TASK DIRECTIONS: Give an exact copy of every line, leaving images out.
*** DATASET RECORDS
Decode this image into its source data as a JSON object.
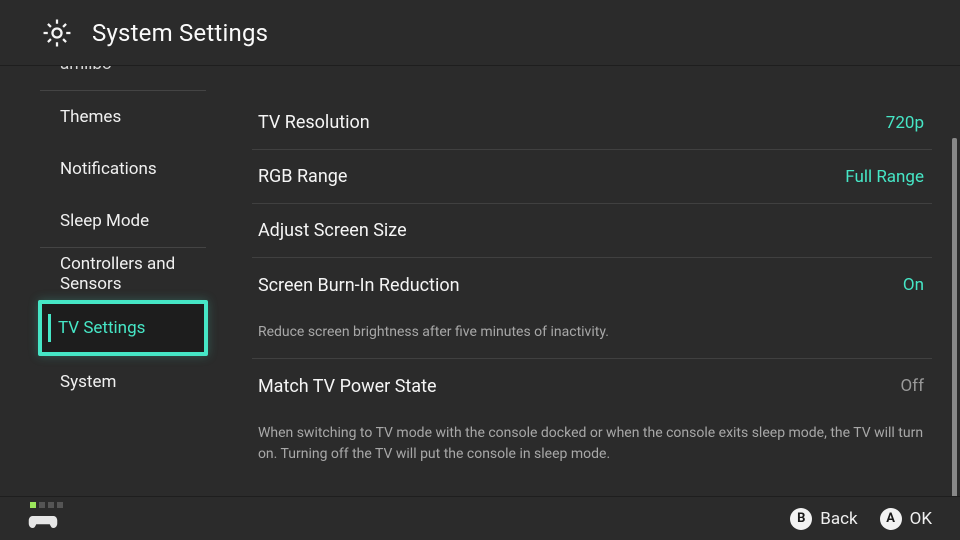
{
  "header": {
    "title": "System Settings"
  },
  "sidebar": {
    "partial_top": "amiibo",
    "group1": [
      "Themes",
      "Notifications",
      "Sleep Mode"
    ],
    "group2": [
      "Controllers and Sensors",
      "TV Settings",
      "System"
    ],
    "selected": "TV Settings"
  },
  "settings": {
    "tv_resolution": {
      "label": "TV Resolution",
      "value": "720p"
    },
    "rgb_range": {
      "label": "RGB Range",
      "value": "Full Range"
    },
    "adjust_screen_size": {
      "label": "Adjust Screen Size"
    },
    "burn_in": {
      "label": "Screen Burn-In Reduction",
      "value": "On",
      "desc": "Reduce screen brightness after five minutes of inactivity."
    },
    "match_power": {
      "label": "Match TV Power State",
      "value": "Off",
      "desc": "When switching to TV mode with the console docked or when the console exits sleep mode, the TV will turn on. Turning off the TV will put the console in sleep mode."
    }
  },
  "footer": {
    "back": {
      "glyph": "B",
      "label": "Back"
    },
    "ok": {
      "glyph": "A",
      "label": "OK"
    }
  },
  "colors": {
    "accent": "#46e6c6",
    "bg": "#2b2b2b"
  }
}
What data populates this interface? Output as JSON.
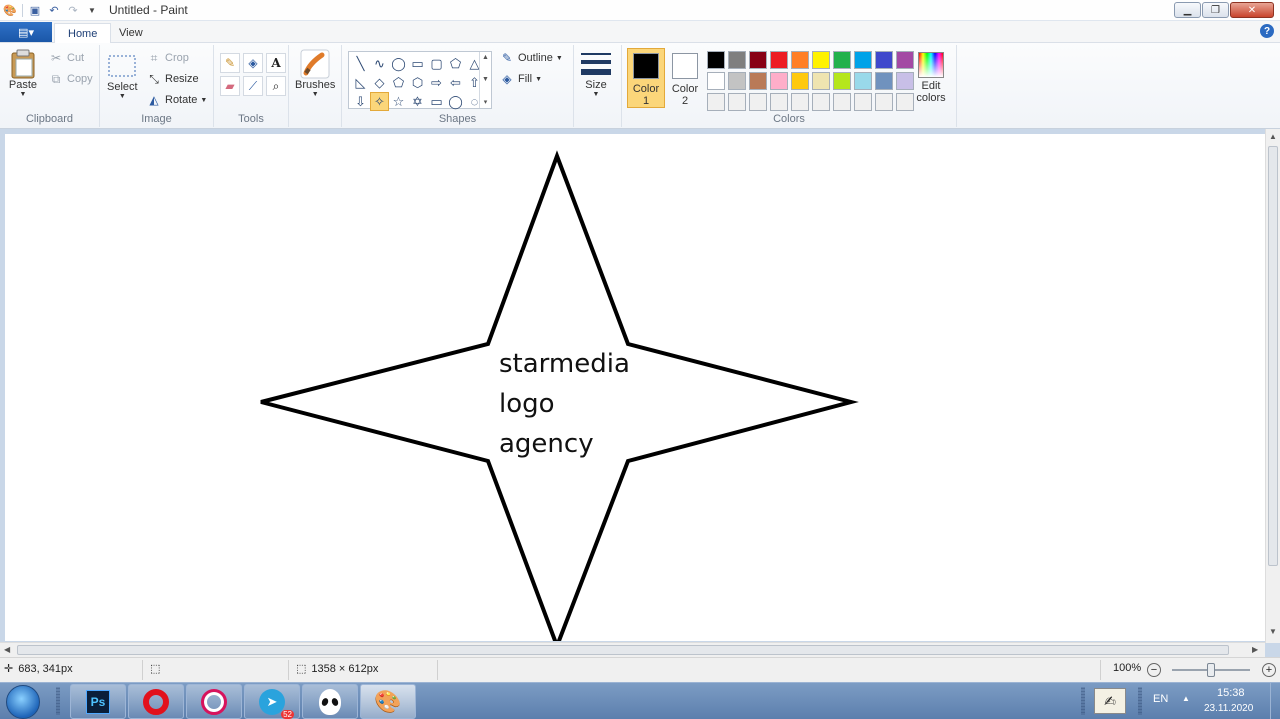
{
  "window": {
    "title": "Untitled - Paint"
  },
  "tabs": {
    "file": "▾",
    "home": "Home",
    "view": "View"
  },
  "clipboard": {
    "label": "Clipboard",
    "paste": "Paste",
    "cut": "Cut",
    "copy": "Copy"
  },
  "image": {
    "label": "Image",
    "select": "Select",
    "crop": "Crop",
    "resize": "Resize",
    "rotate": "Rotate"
  },
  "tools": {
    "label": "Tools"
  },
  "brushes": {
    "label": "Brushes"
  },
  "shapes": {
    "label": "Shapes",
    "outline": "Outline",
    "fill": "Fill"
  },
  "size": {
    "label": "Size"
  },
  "colors": {
    "label": "Colors",
    "color1": "Color",
    "color1_num": "1",
    "color2": "Color",
    "color2_num": "2",
    "edit": "Edit",
    "edit2": "colors",
    "color1_value": "#000000",
    "color2_value": "#ffffff",
    "palette": [
      "#000000",
      "#7f7f7f",
      "#880015",
      "#ed1c24",
      "#ff7f27",
      "#fff200",
      "#22b14c",
      "#00a2e8",
      "#3f48cc",
      "#a349a4",
      "#ffffff",
      "#c3c3c3",
      "#b97a57",
      "#ffaec9",
      "#ffc90e",
      "#efe4b0",
      "#b5e61d",
      "#99d9ea",
      "#7092be",
      "#c8bfe7",
      "#f0f0f0",
      "#f0f0f0",
      "#f0f0f0",
      "#f0f0f0",
      "#f0f0f0",
      "#f0f0f0",
      "#f0f0f0",
      "#f0f0f0",
      "#f0f0f0",
      "#f0f0f0"
    ]
  },
  "canvas": {
    "lines": [
      "starmedia",
      "logo",
      "agency"
    ]
  },
  "status": {
    "cursor": "683, 341px",
    "canvas_size": "1358 × 612px",
    "zoom": "100%",
    "zoom_fraction": 0.5
  },
  "taskbar": {
    "lang": "EN",
    "time": "15:38",
    "date": "23.11.2020",
    "ps": "Ps",
    "telegram_badge": "52"
  }
}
******
RIGHT ANSWER:
Decode this image into its source data as a JSON object.
{
  "header": {
    "title": "System Settings"
  },
  "sidebar": {
    "partial_top": "amiibo",
    "group1": [
      "Themes",
      "Notifications",
      "Sleep Mode"
    ],
    "group2": [
      "Controllers and Sensors",
      "TV Settings",
      "System"
    ],
    "selected": "TV Settings"
  },
  "settings": {
    "tv_resolution": {
      "label": "TV Resolution",
      "value": "720p"
    },
    "rgb_range": {
      "label": "RGB Range",
      "value": "Full Range"
    },
    "adjust_screen_size": {
      "label": "Adjust Screen Size"
    },
    "burn_in": {
      "label": "Screen Burn-In Reduction",
      "value": "On",
      "desc": "Reduce screen brightness after five minutes of inactivity."
    },
    "match_power": {
      "label": "Match TV Power State",
      "value": "Off",
      "desc": "When switching to TV mode with the console docked or when the console exits sleep mode, the TV will turn on. Turning off the TV will put the console in sleep mode."
    }
  },
  "footer": {
    "back": {
      "glyph": "B",
      "label": "Back"
    },
    "ok": {
      "glyph": "A",
      "label": "OK"
    }
  },
  "colors": {
    "accent": "#46e6c6",
    "bg": "#2b2b2b"
  }
}
What data populates this interface? Output as JSON.
{
  "window": {
    "title": "Untitled - Paint"
  },
  "tabs": {
    "file": "▾",
    "home": "Home",
    "view": "View"
  },
  "clipboard": {
    "label": "Clipboard",
    "paste": "Paste",
    "cut": "Cut",
    "copy": "Copy"
  },
  "image": {
    "label": "Image",
    "select": "Select",
    "crop": "Crop",
    "resize": "Resize",
    "rotate": "Rotate"
  },
  "tools": {
    "label": "Tools"
  },
  "brushes": {
    "label": "Brushes"
  },
  "shapes": {
    "label": "Shapes",
    "outline": "Outline",
    "fill": "Fill"
  },
  "size": {
    "label": "Size"
  },
  "colors": {
    "label": "Colors",
    "color1": "Color",
    "color1_num": "1",
    "color2": "Color",
    "color2_num": "2",
    "edit": "Edit",
    "edit2": "colors",
    "color1_value": "#000000",
    "color2_value": "#ffffff",
    "palette": [
      "#000000",
      "#7f7f7f",
      "#880015",
      "#ed1c24",
      "#ff7f27",
      "#fff200",
      "#22b14c",
      "#00a2e8",
      "#3f48cc",
      "#a349a4",
      "#ffffff",
      "#c3c3c3",
      "#b97a57",
      "#ffaec9",
      "#ffc90e",
      "#efe4b0",
      "#b5e61d",
      "#99d9ea",
      "#7092be",
      "#c8bfe7",
      "#f0f0f0",
      "#f0f0f0",
      "#f0f0f0",
      "#f0f0f0",
      "#f0f0f0",
      "#f0f0f0",
      "#f0f0f0",
      "#f0f0f0",
      "#f0f0f0",
      "#f0f0f0"
    ]
  },
  "canvas": {
    "lines": [
      "starmedia",
      "logo",
      "agency"
    ]
  },
  "status": {
    "cursor": "683, 341px",
    "canvas_size": "1358 × 612px",
    "zoom": "100%",
    "zoom_fraction": 0.5
  },
  "taskbar": {
    "lang": "EN",
    "time": "15:38",
    "date": "23.11.2020",
    "ps": "Ps",
    "telegram_badge": "52"
  }
}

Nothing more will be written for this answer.